● TASK
Go through each line of the records below and count those with the word "negative". Give only the count.

(Figure collection entries)
((

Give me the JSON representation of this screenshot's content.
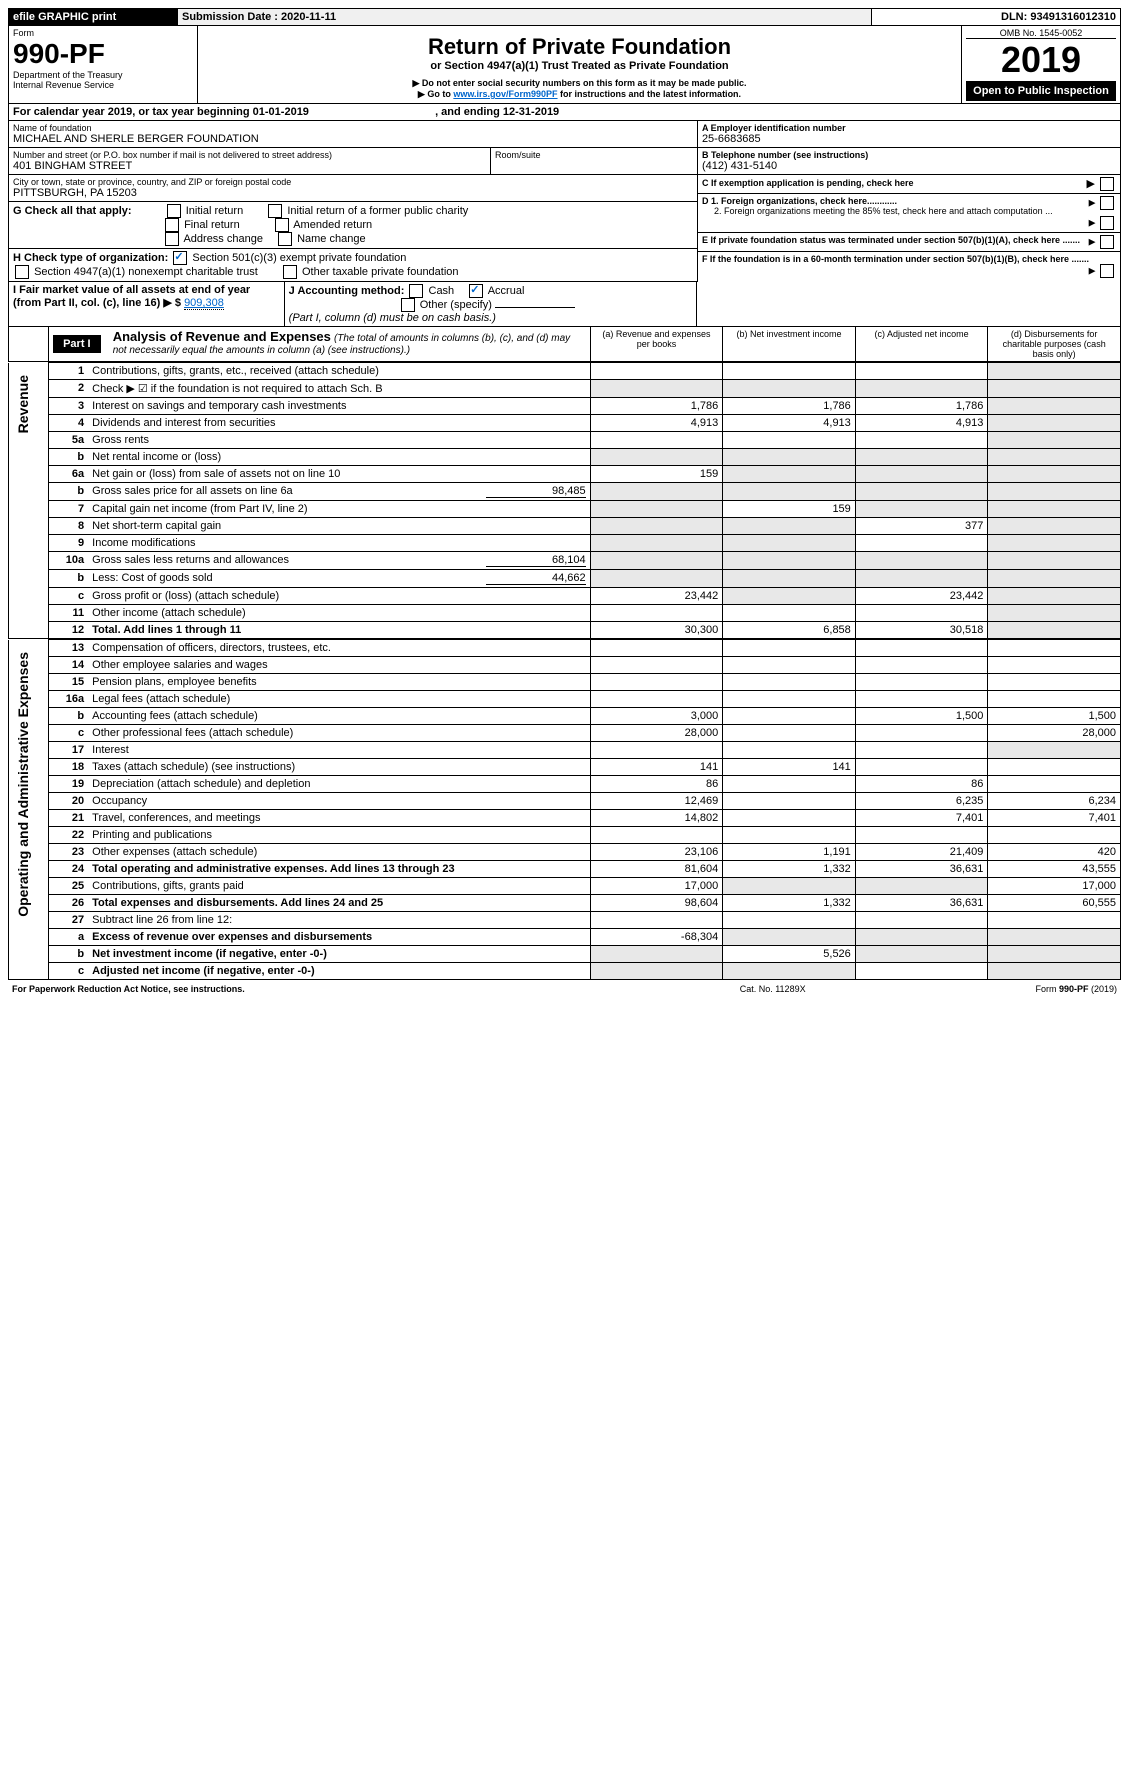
{
  "topbar": {
    "efile": "efile GRAPHIC print",
    "submission_label": "Submission Date : 2020-11-11",
    "dln": "DLN: 93491316012310"
  },
  "header": {
    "form_label": "Form",
    "form_number": "990-PF",
    "dept1": "Department of the Treasury",
    "dept2": "Internal Revenue Service",
    "title": "Return of Private Foundation",
    "subtitle": "or Section 4947(a)(1) Trust Treated as Private Foundation",
    "note1": "▶ Do not enter social security numbers on this form as it may be made public.",
    "note2_pre": "▶ Go to ",
    "note2_link": "www.irs.gov/Form990PF",
    "note2_post": " for instructions and the latest information.",
    "omb": "OMB No. 1545-0052",
    "year": "2019",
    "open": "Open to Public Inspection"
  },
  "period": {
    "line_pre": "For calendar year 2019, or tax year beginning ",
    "begin": "01-01-2019",
    "mid": " , and ending ",
    "end": "12-31-2019"
  },
  "entity": {
    "name_label": "Name of foundation",
    "name": "MICHAEL AND SHERLE BERGER FOUNDATION",
    "street_label": "Number and street (or P.O. box number if mail is not delivered to street address)",
    "street": "401 BINGHAM STREET",
    "room_label": "Room/suite",
    "city_label": "City or town, state or province, country, and ZIP or foreign postal code",
    "city": "PITTSBURGH, PA  15203",
    "a_label": "A Employer identification number",
    "a_val": "25-6683685",
    "b_label": "B Telephone number (see instructions)",
    "b_val": "(412) 431-5140",
    "c_label": "C If exemption application is pending, check here",
    "d1": "D 1. Foreign organizations, check here............",
    "d2": "2. Foreign organizations meeting the 85% test, check here and attach computation ...",
    "e_label": "E If private foundation status was terminated under section 507(b)(1)(A), check here .......",
    "f_label": "F If the foundation is in a 60-month termination under section 507(b)(1)(B), check here .......",
    "g_label": "G Check all that apply:",
    "g_initial": "Initial return",
    "g_initial_former": "Initial return of a former public charity",
    "g_final": "Final return",
    "g_amended": "Amended return",
    "g_address": "Address change",
    "g_name": "Name change",
    "h_label": "H Check type of organization:",
    "h_501c3": "Section 501(c)(3) exempt private foundation",
    "h_4947": "Section 4947(a)(1) nonexempt charitable trust",
    "h_other": "Other taxable private foundation",
    "i_label": "I Fair market value of all assets at end of year (from Part II, col. (c), line 16) ▶ $",
    "i_val": "909,308",
    "j_label": "J Accounting method:",
    "j_cash": "Cash",
    "j_accrual": "Accrual",
    "j_other": "Other (specify)",
    "j_note": "(Part I, column (d) must be on cash basis.)"
  },
  "part1": {
    "label": "Part I",
    "title": "Analysis of Revenue and Expenses",
    "title_note": " (The total of amounts in columns (b), (c), and (d) may not necessarily equal the amounts in column (a) (see instructions).)",
    "col_a": "(a) Revenue and expenses per books",
    "col_b": "(b) Net investment income",
    "col_c": "(c) Adjusted net income",
    "col_d": "(d) Disbursements for charitable purposes (cash basis only)",
    "revenue_label": "Revenue",
    "expenses_label": "Operating and Administrative Expenses",
    "rows": [
      {
        "n": "1",
        "t": "Contributions, gifts, grants, etc., received (attach schedule)"
      },
      {
        "n": "2",
        "t": "Check ▶ ☑ if the foundation is not required to attach Sch. B"
      },
      {
        "n": "3",
        "t": "Interest on savings and temporary cash investments",
        "a": "1,786",
        "b": "1,786",
        "c": "1,786"
      },
      {
        "n": "4",
        "t": "Dividends and interest from securities",
        "a": "4,913",
        "b": "4,913",
        "c": "4,913"
      },
      {
        "n": "5a",
        "t": "Gross rents"
      },
      {
        "n": "b",
        "t": "Net rental income or (loss)"
      },
      {
        "n": "6a",
        "t": "Net gain or (loss) from sale of assets not on line 10",
        "a": "159"
      },
      {
        "n": "b",
        "t": "Gross sales price for all assets on line 6a",
        "inset": "98,485"
      },
      {
        "n": "7",
        "t": "Capital gain net income (from Part IV, line 2)",
        "b": "159"
      },
      {
        "n": "8",
        "t": "Net short-term capital gain",
        "c": "377"
      },
      {
        "n": "9",
        "t": "Income modifications"
      },
      {
        "n": "10a",
        "t": "Gross sales less returns and allowances",
        "inset": "68,104"
      },
      {
        "n": "b",
        "t": "Less: Cost of goods sold",
        "inset": "44,662"
      },
      {
        "n": "c",
        "t": "Gross profit or (loss) (attach schedule)",
        "a": "23,442",
        "c": "23,442"
      },
      {
        "n": "11",
        "t": "Other income (attach schedule)"
      },
      {
        "n": "12",
        "t": "Total. Add lines 1 through 11",
        "a": "30,300",
        "b": "6,858",
        "c": "30,518",
        "bold": true
      }
    ],
    "exp_rows": [
      {
        "n": "13",
        "t": "Compensation of officers, directors, trustees, etc."
      },
      {
        "n": "14",
        "t": "Other employee salaries and wages"
      },
      {
        "n": "15",
        "t": "Pension plans, employee benefits"
      },
      {
        "n": "16a",
        "t": "Legal fees (attach schedule)"
      },
      {
        "n": "b",
        "t": "Accounting fees (attach schedule)",
        "a": "3,000",
        "c": "1,500",
        "d": "1,500"
      },
      {
        "n": "c",
        "t": "Other professional fees (attach schedule)",
        "a": "28,000",
        "d": "28,000"
      },
      {
        "n": "17",
        "t": "Interest"
      },
      {
        "n": "18",
        "t": "Taxes (attach schedule) (see instructions)",
        "a": "141",
        "b": "141"
      },
      {
        "n": "19",
        "t": "Depreciation (attach schedule) and depletion",
        "a": "86",
        "c": "86"
      },
      {
        "n": "20",
        "t": "Occupancy",
        "a": "12,469",
        "c": "6,235",
        "d": "6,234"
      },
      {
        "n": "21",
        "t": "Travel, conferences, and meetings",
        "a": "14,802",
        "c": "7,401",
        "d": "7,401"
      },
      {
        "n": "22",
        "t": "Printing and publications"
      },
      {
        "n": "23",
        "t": "Other expenses (attach schedule)",
        "a": "23,106",
        "b": "1,191",
        "c": "21,409",
        "d": "420"
      },
      {
        "n": "24",
        "t": "Total operating and administrative expenses. Add lines 13 through 23",
        "a": "81,604",
        "b": "1,332",
        "c": "36,631",
        "d": "43,555",
        "bold": true
      },
      {
        "n": "25",
        "t": "Contributions, gifts, grants paid",
        "a": "17,000",
        "d": "17,000"
      },
      {
        "n": "26",
        "t": "Total expenses and disbursements. Add lines 24 and 25",
        "a": "98,604",
        "b": "1,332",
        "c": "36,631",
        "d": "60,555",
        "bold": true
      },
      {
        "n": "27",
        "t": "Subtract line 26 from line 12:"
      },
      {
        "n": "a",
        "t": "Excess of revenue over expenses and disbursements",
        "a": "-68,304",
        "bold": true
      },
      {
        "n": "b",
        "t": "Net investment income (if negative, enter -0-)",
        "b": "5,526",
        "bold": true
      },
      {
        "n": "c",
        "t": "Adjusted net income (if negative, enter -0-)",
        "bold": true
      }
    ]
  },
  "footer": {
    "left": "For Paperwork Reduction Act Notice, see instructions.",
    "mid": "Cat. No. 11289X",
    "right": "Form 990-PF (2019)"
  }
}
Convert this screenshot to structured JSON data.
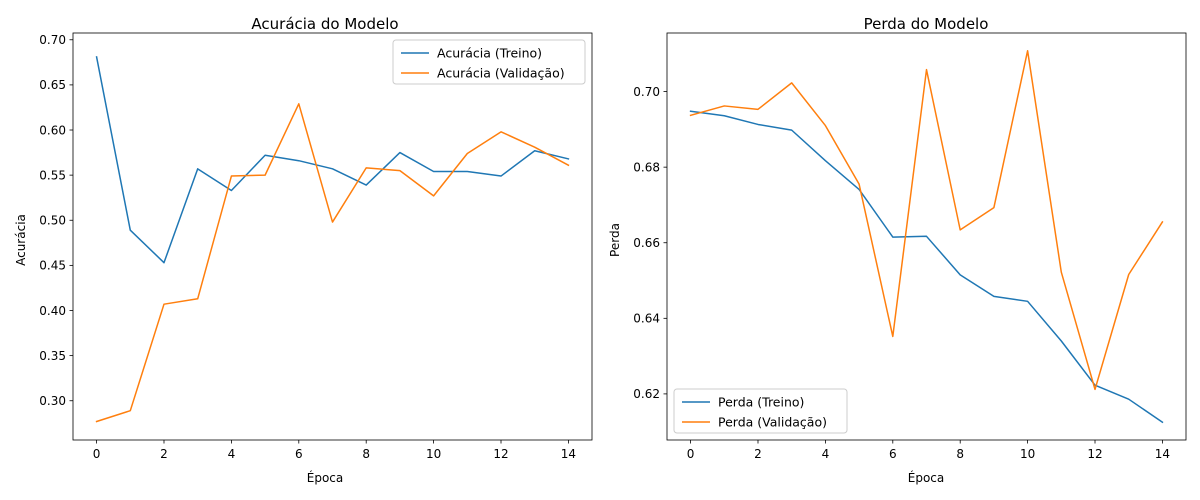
{
  "chart_data": [
    {
      "type": "line",
      "title": "Acurácia do Modelo",
      "xlabel": "Época",
      "ylabel": "Acurácia",
      "xlim": [
        -0.7,
        14.7
      ],
      "ylim": [
        0.2565,
        0.7075
      ],
      "xticks": [
        0,
        2,
        4,
        6,
        8,
        10,
        12,
        14
      ],
      "xtick_labels": [
        "0",
        "2",
        "4",
        "6",
        "8",
        "10",
        "12",
        "14"
      ],
      "yticks": [
        0.3,
        0.35,
        0.4,
        0.45,
        0.5,
        0.55,
        0.6,
        0.65,
        0.7
      ],
      "ytick_labels": [
        "0.30",
        "0.35",
        "0.40",
        "0.45",
        "0.50",
        "0.55",
        "0.60",
        "0.65",
        "0.70"
      ],
      "legend_position": "upper right",
      "grid": false,
      "x": [
        0,
        1,
        2,
        3,
        4,
        5,
        6,
        7,
        8,
        9,
        10,
        11,
        12,
        13,
        14
      ],
      "series": [
        {
          "name": "Acurácia (Treino)",
          "color": "#1f77b4",
          "values": [
            0.681,
            0.489,
            0.453,
            0.557,
            0.533,
            0.572,
            0.566,
            0.557,
            0.539,
            0.575,
            0.554,
            0.554,
            0.549,
            0.577,
            0.568
          ]
        },
        {
          "name": "Acurácia (Validação)",
          "color": "#ff7f0e",
          "values": [
            0.277,
            0.289,
            0.407,
            0.413,
            0.549,
            0.55,
            0.629,
            0.498,
            0.558,
            0.555,
            0.527,
            0.574,
            0.598,
            0.581,
            0.561
          ]
        }
      ]
    },
    {
      "type": "line",
      "title": "Perda do Modelo",
      "xlabel": "Época",
      "ylabel": "Perda",
      "xlim": [
        -0.7,
        14.7
      ],
      "ylim": [
        0.6078,
        0.7155
      ],
      "xticks": [
        0,
        2,
        4,
        6,
        8,
        10,
        12,
        14
      ],
      "xtick_labels": [
        "0",
        "2",
        "4",
        "6",
        "8",
        "10",
        "12",
        "14"
      ],
      "yticks": [
        0.62,
        0.64,
        0.66,
        0.68,
        0.7
      ],
      "ytick_labels": [
        "0.62",
        "0.64",
        "0.66",
        "0.68",
        "0.70"
      ],
      "legend_position": "lower left",
      "grid": false,
      "x": [
        0,
        1,
        2,
        3,
        4,
        5,
        6,
        7,
        8,
        9,
        10,
        11,
        12,
        13,
        14
      ],
      "series": [
        {
          "name": "Perda (Treino)",
          "color": "#1f77b4",
          "values": [
            0.6948,
            0.6936,
            0.6913,
            0.6898,
            0.6817,
            0.6741,
            0.6615,
            0.6617,
            0.6515,
            0.6458,
            0.6445,
            0.634,
            0.6223,
            0.6186,
            0.6125
          ]
        },
        {
          "name": "Perda (Validação)",
          "color": "#ff7f0e",
          "values": [
            0.6937,
            0.6962,
            0.6953,
            0.7023,
            0.691,
            0.6755,
            0.6352,
            0.7058,
            0.6634,
            0.6693,
            0.7108,
            0.6522,
            0.6212,
            0.6516,
            0.6655
          ]
        }
      ]
    }
  ]
}
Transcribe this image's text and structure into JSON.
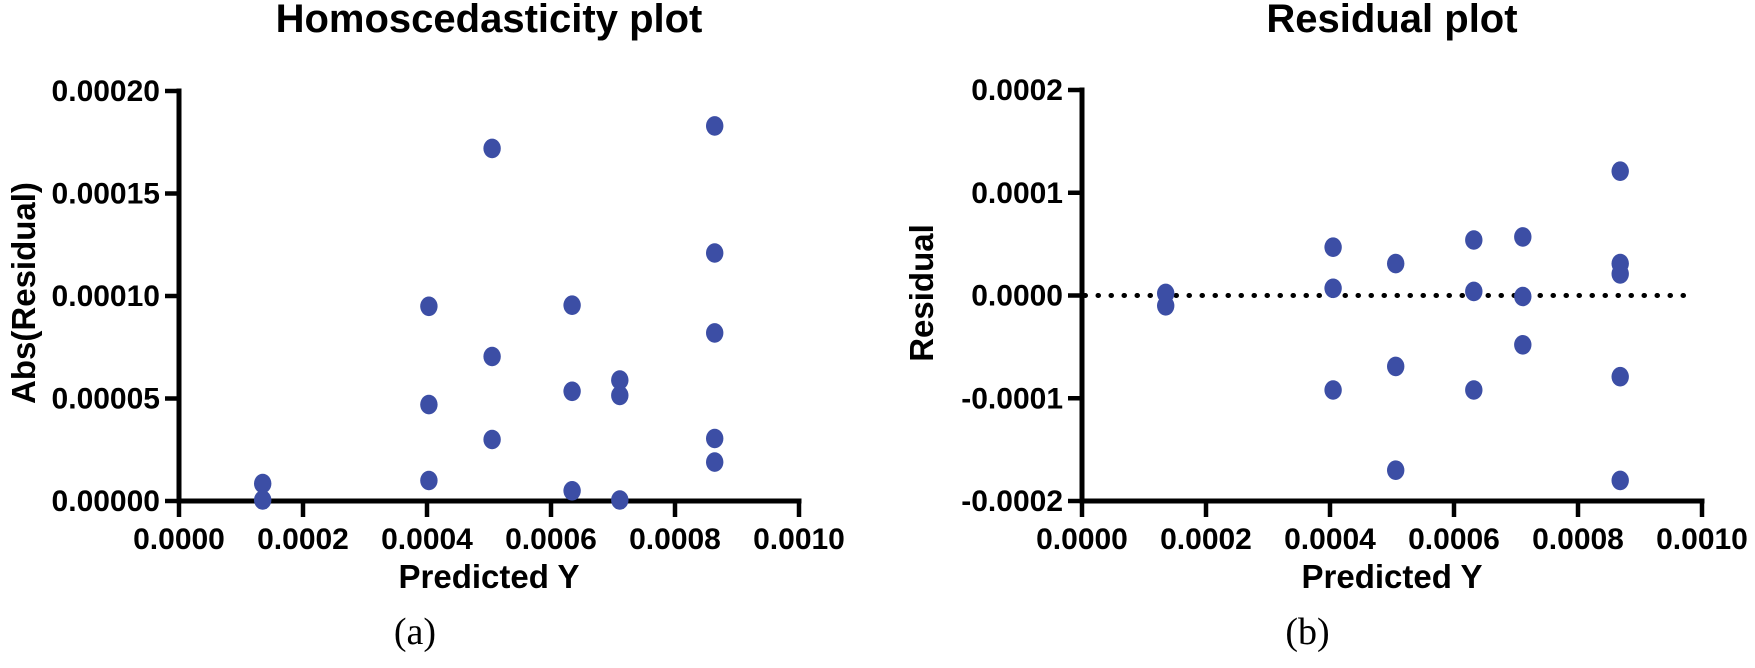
{
  "figure": {
    "panels": [
      {
        "caption": "(a)"
      },
      {
        "caption": "(b)"
      }
    ]
  },
  "chart_data": [
    {
      "type": "scatter",
      "panel": "a",
      "title": "Homoscedasticity plot",
      "xlabel": "Predicted Y",
      "ylabel": "Abs(Residual)",
      "xlim": [
        0,
        0.001
      ],
      "ylim": [
        0,
        0.0002
      ],
      "xtick_labels": [
        "0.0000",
        "0.0002",
        "0.0004",
        "0.0006",
        "0.0008",
        "0.0010"
      ],
      "ytick_labels": [
        "0.00000",
        "0.00005",
        "0.00010",
        "0.00015",
        "0.00020"
      ],
      "marker_color": "#3c4ea5",
      "axis_color": "#000000",
      "zero_line": false,
      "grid": false,
      "legend": null,
      "points": [
        [
          0.000135,
          5e-07
        ],
        [
          0.000135,
          8.5e-06
        ],
        [
          0.000403,
          1e-05
        ],
        [
          0.000403,
          4.7e-05
        ],
        [
          0.000403,
          9.5e-05
        ],
        [
          0.000505,
          3e-05
        ],
        [
          0.000505,
          7.05e-05
        ],
        [
          0.000505,
          0.000172
        ],
        [
          0.000634,
          5e-06
        ],
        [
          0.000634,
          5.35e-05
        ],
        [
          0.000634,
          9.55e-05
        ],
        [
          0.000711,
          5e-07
        ],
        [
          0.000711,
          5.15e-05
        ],
        [
          0.000711,
          5.9e-05
        ],
        [
          0.000864,
          1.9e-05
        ],
        [
          0.000864,
          3.05e-05
        ],
        [
          0.000864,
          8.2e-05
        ],
        [
          0.000864,
          0.000121
        ],
        [
          0.000864,
          0.000183
        ]
      ]
    },
    {
      "type": "scatter",
      "panel": "b",
      "title": "Residual plot",
      "xlabel": "Predicted Y",
      "ylabel": "Residual",
      "xlim": [
        0,
        0.001
      ],
      "ylim": [
        -0.0002,
        0.0002
      ],
      "xtick_labels": [
        "0.0000",
        "0.0002",
        "0.0004",
        "0.0006",
        "0.0008",
        "0.0010"
      ],
      "ytick_labels": [
        "-0.0002",
        "-0.0001",
        "0.0000",
        "0.0001",
        "0.0002"
      ],
      "marker_color": "#3c4ea5",
      "axis_color": "#000000",
      "zero_line": true,
      "grid": false,
      "legend": null,
      "points": [
        [
          0.000135,
          2e-06
        ],
        [
          0.000135,
          -1e-05
        ],
        [
          0.000405,
          4.7e-05
        ],
        [
          0.000405,
          7e-06
        ],
        [
          0.000405,
          -9.2e-05
        ],
        [
          0.000506,
          3.1e-05
        ],
        [
          0.000506,
          -6.9e-05
        ],
        [
          0.000506,
          -0.00017
        ],
        [
          0.000632,
          5.4e-05
        ],
        [
          0.000632,
          4e-06
        ],
        [
          0.000632,
          -9.2e-05
        ],
        [
          0.000711,
          5.7e-05
        ],
        [
          0.000711,
          -1e-06
        ],
        [
          0.000711,
          -4.8e-05
        ],
        [
          0.000868,
          0.000121
        ],
        [
          0.000868,
          3.1e-05
        ],
        [
          0.000868,
          2.1e-05
        ],
        [
          0.000868,
          -7.9e-05
        ],
        [
          0.000868,
          -0.00018
        ]
      ]
    }
  ]
}
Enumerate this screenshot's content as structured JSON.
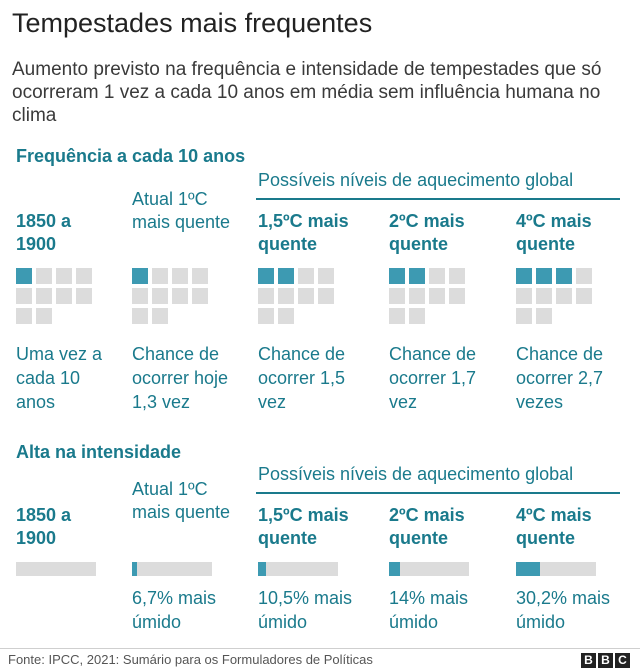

))

● FINISHED EXERCISE
2